### Instructions to follow
Only a number is wanted: how many lines of the entries include the string "state"?

### Records from a data collection
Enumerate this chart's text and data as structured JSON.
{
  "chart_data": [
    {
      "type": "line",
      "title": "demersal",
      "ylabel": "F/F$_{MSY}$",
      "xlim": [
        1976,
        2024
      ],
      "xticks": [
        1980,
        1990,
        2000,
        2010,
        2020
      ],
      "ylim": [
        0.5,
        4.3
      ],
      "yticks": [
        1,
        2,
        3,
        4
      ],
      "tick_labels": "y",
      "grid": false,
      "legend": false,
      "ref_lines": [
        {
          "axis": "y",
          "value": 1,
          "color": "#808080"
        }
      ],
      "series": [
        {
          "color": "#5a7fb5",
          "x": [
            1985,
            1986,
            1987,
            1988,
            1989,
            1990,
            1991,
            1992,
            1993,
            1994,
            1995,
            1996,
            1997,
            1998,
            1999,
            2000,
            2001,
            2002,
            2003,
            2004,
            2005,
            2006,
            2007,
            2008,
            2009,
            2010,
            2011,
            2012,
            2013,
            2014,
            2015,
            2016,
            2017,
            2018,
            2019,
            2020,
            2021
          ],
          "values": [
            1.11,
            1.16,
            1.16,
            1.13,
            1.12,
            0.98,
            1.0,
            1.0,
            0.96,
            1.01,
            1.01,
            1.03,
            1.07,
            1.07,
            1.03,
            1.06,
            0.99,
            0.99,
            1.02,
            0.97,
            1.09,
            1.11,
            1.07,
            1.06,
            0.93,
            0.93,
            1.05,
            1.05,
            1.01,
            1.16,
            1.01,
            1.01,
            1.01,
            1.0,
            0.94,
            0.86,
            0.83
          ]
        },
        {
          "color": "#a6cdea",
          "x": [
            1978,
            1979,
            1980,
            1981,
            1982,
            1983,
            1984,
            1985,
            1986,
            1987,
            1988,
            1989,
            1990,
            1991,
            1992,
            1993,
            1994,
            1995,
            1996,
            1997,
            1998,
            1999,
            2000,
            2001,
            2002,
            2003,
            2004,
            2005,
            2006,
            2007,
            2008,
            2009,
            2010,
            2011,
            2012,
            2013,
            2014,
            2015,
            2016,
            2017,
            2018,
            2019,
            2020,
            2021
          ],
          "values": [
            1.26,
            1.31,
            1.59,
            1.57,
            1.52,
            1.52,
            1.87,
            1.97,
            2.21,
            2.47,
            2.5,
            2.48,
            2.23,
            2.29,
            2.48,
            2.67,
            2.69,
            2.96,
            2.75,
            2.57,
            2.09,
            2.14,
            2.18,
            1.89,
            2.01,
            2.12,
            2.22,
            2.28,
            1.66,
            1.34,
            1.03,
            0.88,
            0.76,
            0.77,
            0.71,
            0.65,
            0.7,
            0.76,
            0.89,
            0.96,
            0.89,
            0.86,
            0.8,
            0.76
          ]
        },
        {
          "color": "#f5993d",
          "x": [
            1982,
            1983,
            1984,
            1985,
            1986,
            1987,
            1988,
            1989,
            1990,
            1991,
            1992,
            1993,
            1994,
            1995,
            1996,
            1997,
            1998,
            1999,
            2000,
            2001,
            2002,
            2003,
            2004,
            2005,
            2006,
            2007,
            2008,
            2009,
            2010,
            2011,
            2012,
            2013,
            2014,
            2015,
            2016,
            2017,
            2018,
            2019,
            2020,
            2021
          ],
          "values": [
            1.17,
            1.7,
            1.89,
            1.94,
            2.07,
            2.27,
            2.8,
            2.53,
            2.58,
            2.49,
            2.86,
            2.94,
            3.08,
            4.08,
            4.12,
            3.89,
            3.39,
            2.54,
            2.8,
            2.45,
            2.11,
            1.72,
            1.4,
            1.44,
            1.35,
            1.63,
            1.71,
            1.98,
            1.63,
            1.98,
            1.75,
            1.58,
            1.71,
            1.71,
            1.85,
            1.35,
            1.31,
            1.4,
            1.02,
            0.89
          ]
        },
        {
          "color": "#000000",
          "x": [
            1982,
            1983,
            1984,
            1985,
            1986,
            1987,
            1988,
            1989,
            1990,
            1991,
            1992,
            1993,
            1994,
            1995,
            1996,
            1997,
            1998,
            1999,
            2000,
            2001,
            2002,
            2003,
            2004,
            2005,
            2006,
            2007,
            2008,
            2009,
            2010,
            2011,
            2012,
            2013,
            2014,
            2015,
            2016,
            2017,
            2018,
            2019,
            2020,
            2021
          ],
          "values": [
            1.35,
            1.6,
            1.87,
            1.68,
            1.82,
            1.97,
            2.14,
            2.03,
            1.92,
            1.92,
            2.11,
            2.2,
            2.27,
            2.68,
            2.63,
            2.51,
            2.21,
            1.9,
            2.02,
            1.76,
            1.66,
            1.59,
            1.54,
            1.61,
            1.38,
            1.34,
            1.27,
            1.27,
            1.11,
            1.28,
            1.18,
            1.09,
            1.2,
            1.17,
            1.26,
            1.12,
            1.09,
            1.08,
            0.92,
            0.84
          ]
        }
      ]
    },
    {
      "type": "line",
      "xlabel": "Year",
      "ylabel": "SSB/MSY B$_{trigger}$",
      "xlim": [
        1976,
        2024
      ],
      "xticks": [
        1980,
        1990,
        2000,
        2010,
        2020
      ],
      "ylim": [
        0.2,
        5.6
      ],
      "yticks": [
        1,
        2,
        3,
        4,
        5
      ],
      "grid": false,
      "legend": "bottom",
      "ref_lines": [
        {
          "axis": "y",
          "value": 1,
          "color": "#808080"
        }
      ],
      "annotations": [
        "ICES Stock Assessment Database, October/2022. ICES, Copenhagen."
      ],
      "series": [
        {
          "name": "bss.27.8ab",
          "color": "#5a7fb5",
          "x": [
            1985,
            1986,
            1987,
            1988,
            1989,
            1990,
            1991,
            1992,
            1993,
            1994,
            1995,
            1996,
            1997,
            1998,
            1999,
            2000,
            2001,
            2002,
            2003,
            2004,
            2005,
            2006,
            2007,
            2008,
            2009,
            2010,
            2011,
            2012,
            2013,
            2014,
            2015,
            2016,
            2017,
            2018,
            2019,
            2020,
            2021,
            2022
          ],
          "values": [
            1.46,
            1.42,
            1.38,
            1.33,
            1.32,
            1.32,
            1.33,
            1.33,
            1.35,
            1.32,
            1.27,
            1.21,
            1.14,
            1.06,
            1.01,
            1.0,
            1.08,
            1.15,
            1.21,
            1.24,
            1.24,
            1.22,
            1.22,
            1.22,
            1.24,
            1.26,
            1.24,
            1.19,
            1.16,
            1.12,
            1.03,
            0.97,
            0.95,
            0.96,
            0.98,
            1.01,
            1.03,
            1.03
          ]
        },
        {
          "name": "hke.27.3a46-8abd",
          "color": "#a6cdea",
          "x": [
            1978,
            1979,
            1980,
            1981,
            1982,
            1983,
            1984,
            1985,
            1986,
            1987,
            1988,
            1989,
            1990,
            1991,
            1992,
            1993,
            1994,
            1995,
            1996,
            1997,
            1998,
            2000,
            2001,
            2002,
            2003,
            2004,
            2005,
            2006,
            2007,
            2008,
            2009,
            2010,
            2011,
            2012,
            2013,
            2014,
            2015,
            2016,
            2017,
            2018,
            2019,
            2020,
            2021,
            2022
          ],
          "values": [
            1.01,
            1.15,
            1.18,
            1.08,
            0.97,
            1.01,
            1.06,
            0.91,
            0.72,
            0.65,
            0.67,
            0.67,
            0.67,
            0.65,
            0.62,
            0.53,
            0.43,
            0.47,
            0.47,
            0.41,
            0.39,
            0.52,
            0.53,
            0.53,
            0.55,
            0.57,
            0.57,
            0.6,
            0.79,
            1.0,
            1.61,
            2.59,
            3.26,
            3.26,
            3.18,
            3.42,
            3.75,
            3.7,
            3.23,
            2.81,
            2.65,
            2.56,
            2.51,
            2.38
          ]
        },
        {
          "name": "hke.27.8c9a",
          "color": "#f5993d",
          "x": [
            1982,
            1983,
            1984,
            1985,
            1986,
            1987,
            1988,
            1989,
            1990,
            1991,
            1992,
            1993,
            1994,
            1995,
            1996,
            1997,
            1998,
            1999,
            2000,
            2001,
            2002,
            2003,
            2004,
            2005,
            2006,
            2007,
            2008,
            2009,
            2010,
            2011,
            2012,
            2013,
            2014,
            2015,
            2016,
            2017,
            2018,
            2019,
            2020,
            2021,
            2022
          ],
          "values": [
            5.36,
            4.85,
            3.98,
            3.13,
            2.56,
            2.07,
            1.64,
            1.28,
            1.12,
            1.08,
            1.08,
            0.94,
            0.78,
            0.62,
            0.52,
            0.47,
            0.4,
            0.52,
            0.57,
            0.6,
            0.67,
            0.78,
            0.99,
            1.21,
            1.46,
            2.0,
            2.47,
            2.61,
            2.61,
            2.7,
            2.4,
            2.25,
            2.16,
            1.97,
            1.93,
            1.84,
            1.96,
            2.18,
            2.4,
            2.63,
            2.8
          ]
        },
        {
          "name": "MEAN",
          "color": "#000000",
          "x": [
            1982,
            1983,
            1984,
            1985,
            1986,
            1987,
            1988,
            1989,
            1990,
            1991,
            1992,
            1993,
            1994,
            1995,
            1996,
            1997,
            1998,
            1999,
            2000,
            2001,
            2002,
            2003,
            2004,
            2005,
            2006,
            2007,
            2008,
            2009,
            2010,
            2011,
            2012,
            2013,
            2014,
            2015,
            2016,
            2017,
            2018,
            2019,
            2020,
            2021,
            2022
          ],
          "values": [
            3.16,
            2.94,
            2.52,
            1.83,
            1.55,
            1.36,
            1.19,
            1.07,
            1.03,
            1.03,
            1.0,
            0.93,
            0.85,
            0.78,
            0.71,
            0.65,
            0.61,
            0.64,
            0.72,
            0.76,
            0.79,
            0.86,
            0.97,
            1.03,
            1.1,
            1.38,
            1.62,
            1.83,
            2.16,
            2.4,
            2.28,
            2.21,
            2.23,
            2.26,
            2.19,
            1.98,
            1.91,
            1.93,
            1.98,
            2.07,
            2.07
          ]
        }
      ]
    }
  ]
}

---

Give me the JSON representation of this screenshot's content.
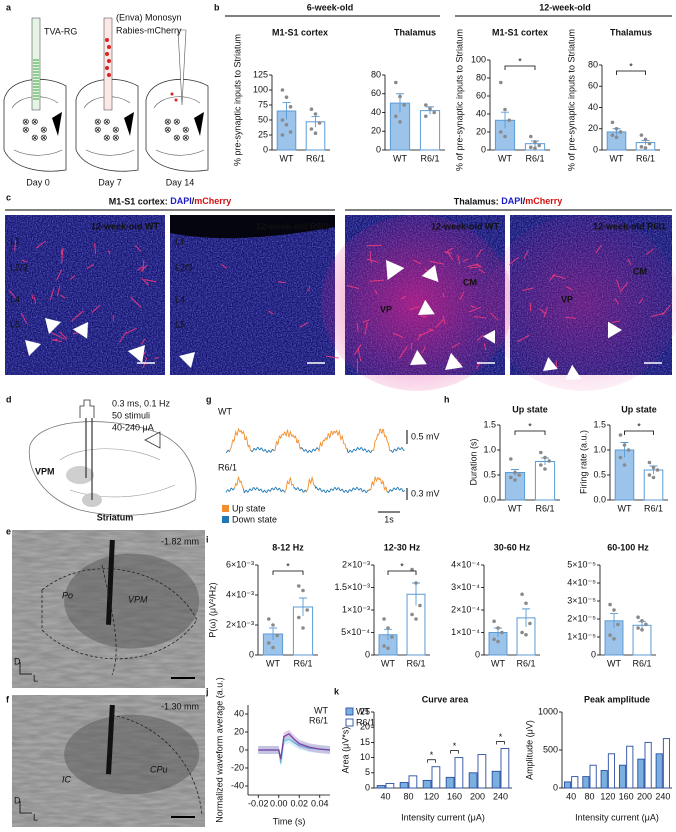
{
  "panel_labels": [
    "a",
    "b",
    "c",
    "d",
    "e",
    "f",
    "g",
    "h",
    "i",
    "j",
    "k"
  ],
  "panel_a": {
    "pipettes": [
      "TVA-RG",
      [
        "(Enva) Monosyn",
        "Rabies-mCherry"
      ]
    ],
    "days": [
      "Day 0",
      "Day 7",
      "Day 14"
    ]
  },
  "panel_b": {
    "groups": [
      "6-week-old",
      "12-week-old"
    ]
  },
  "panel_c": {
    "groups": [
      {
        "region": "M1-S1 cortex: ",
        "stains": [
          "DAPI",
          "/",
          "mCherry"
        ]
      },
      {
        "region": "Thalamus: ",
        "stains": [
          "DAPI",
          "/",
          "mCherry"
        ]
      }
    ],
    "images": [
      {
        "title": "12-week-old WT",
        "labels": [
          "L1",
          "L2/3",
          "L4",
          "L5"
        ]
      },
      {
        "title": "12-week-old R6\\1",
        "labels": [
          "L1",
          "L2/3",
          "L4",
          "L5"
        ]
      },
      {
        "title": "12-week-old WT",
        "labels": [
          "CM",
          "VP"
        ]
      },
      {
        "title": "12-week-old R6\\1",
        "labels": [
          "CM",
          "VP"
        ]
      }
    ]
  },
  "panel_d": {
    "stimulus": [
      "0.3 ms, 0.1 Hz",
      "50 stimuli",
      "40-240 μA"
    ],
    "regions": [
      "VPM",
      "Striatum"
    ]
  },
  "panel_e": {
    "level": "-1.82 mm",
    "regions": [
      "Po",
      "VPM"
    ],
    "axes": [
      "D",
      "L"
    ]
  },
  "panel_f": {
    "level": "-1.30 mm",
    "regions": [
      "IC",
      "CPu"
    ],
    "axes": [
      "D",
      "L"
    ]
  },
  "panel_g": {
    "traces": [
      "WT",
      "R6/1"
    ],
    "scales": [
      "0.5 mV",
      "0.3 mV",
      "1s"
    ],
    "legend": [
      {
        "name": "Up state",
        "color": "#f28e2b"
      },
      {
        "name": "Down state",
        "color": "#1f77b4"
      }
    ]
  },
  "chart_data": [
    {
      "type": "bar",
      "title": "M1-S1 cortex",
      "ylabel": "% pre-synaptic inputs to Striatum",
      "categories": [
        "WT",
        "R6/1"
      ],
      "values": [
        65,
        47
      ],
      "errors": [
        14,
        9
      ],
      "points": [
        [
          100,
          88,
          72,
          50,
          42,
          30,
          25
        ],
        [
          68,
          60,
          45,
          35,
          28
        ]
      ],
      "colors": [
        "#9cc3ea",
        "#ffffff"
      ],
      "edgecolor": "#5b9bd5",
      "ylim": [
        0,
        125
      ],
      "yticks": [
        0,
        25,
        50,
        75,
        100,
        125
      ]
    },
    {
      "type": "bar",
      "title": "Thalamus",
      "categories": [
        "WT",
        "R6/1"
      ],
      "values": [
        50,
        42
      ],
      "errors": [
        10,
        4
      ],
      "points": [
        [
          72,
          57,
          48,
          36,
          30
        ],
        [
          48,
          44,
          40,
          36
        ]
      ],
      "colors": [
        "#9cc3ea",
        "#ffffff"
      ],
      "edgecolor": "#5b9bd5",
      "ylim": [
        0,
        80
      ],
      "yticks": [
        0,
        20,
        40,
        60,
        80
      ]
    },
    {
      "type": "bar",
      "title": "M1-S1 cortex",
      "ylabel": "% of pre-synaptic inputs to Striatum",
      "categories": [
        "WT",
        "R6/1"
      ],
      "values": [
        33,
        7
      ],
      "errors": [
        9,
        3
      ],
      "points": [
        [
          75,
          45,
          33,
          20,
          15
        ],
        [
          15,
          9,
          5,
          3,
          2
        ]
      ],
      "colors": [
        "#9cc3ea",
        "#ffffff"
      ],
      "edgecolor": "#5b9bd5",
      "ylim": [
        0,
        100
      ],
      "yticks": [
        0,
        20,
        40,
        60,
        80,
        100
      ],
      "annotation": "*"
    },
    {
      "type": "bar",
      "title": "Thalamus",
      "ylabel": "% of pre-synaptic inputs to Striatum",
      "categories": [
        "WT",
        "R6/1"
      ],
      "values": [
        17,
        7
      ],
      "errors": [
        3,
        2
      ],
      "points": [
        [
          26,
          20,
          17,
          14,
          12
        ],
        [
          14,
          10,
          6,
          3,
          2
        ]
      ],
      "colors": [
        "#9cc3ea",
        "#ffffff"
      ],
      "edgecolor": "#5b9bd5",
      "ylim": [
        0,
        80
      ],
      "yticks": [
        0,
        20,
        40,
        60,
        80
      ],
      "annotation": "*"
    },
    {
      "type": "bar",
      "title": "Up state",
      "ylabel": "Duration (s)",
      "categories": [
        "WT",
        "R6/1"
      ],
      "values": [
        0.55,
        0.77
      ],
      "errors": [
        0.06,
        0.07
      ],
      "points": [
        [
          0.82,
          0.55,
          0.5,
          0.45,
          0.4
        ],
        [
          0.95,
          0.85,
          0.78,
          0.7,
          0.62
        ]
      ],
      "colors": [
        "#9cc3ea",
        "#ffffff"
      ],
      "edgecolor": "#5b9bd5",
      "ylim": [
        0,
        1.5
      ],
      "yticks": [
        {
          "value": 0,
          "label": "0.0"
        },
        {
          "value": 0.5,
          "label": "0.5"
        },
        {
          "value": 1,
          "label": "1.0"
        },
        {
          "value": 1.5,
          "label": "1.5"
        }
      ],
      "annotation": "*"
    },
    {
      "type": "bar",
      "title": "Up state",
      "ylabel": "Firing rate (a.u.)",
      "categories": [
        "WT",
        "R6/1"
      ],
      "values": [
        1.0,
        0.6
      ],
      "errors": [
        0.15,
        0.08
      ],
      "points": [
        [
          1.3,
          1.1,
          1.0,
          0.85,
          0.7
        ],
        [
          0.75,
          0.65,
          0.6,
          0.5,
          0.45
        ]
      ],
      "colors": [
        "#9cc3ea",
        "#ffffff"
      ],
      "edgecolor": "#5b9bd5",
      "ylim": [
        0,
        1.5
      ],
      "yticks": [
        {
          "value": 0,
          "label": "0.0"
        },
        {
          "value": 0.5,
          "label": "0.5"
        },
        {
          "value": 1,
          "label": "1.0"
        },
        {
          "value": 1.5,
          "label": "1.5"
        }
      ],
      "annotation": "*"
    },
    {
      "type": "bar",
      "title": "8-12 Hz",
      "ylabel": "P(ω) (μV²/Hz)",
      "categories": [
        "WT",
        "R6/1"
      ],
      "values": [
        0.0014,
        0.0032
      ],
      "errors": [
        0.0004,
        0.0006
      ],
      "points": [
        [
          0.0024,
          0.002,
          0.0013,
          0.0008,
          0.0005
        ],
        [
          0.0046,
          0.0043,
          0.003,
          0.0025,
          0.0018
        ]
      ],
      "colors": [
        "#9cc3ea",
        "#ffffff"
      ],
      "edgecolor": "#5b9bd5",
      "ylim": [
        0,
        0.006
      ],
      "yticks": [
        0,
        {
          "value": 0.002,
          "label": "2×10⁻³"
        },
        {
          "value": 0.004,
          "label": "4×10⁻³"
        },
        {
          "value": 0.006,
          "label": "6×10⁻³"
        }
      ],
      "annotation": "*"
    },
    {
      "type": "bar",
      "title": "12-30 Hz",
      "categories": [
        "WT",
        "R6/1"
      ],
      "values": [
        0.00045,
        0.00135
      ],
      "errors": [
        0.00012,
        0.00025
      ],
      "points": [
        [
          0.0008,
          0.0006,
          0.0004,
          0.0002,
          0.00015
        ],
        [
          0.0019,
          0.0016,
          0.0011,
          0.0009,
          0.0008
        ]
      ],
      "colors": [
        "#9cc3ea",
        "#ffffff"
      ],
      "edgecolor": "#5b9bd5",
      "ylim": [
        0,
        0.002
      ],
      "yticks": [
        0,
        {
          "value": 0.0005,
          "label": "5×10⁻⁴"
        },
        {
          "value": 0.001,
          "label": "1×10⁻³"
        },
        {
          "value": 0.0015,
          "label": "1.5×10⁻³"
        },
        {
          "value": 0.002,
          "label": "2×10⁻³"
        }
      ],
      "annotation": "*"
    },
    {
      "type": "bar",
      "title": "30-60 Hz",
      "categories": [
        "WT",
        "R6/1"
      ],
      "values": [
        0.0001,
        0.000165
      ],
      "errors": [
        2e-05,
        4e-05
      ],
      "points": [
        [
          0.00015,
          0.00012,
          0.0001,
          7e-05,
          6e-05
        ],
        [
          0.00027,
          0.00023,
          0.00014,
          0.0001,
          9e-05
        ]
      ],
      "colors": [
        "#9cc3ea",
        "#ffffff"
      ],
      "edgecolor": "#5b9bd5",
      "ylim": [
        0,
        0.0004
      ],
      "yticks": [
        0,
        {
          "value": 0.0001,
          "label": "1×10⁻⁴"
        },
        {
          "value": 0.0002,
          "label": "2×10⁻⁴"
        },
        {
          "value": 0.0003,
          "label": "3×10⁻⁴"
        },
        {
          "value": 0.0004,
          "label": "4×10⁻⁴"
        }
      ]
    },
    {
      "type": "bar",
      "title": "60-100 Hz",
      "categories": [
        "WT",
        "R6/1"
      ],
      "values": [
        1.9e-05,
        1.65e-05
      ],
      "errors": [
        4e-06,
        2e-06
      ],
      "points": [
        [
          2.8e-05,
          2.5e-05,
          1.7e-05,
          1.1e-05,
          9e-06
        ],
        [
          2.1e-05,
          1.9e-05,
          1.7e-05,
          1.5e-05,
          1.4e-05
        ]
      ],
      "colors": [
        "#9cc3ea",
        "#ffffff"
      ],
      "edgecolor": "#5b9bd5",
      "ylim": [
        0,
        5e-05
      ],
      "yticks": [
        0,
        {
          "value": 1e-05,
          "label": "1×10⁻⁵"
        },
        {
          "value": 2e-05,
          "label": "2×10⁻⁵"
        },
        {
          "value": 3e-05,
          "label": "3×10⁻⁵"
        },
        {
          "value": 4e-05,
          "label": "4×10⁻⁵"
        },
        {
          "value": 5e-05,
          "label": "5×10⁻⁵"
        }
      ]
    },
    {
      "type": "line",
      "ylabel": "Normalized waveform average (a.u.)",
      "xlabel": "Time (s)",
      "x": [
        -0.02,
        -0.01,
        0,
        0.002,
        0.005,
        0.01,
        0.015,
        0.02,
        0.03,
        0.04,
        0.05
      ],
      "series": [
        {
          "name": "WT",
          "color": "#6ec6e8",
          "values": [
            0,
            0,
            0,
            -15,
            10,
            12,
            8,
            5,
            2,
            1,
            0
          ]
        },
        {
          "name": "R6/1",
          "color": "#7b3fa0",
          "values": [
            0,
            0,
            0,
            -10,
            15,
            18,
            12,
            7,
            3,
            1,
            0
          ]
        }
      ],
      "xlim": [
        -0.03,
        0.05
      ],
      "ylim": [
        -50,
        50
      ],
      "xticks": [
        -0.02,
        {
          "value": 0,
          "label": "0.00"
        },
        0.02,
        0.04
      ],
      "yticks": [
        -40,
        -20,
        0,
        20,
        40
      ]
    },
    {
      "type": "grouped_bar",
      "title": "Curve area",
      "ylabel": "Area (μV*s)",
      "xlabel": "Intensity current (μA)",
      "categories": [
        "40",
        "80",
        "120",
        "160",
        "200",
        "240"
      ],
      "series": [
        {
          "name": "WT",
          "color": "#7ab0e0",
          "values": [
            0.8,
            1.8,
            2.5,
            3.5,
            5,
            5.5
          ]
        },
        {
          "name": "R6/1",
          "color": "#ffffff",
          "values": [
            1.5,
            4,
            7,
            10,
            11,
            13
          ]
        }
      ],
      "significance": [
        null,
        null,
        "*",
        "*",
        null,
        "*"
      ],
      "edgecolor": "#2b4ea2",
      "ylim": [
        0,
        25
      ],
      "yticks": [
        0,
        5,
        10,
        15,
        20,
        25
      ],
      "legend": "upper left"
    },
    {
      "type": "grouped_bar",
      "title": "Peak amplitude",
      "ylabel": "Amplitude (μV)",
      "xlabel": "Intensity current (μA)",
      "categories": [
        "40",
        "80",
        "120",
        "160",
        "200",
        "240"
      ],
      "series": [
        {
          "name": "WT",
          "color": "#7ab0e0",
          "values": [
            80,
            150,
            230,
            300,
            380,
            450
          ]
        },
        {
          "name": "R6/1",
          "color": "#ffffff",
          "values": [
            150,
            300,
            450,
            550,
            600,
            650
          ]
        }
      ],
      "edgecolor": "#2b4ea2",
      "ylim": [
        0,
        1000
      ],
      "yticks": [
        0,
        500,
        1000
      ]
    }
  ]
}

### Correct output
4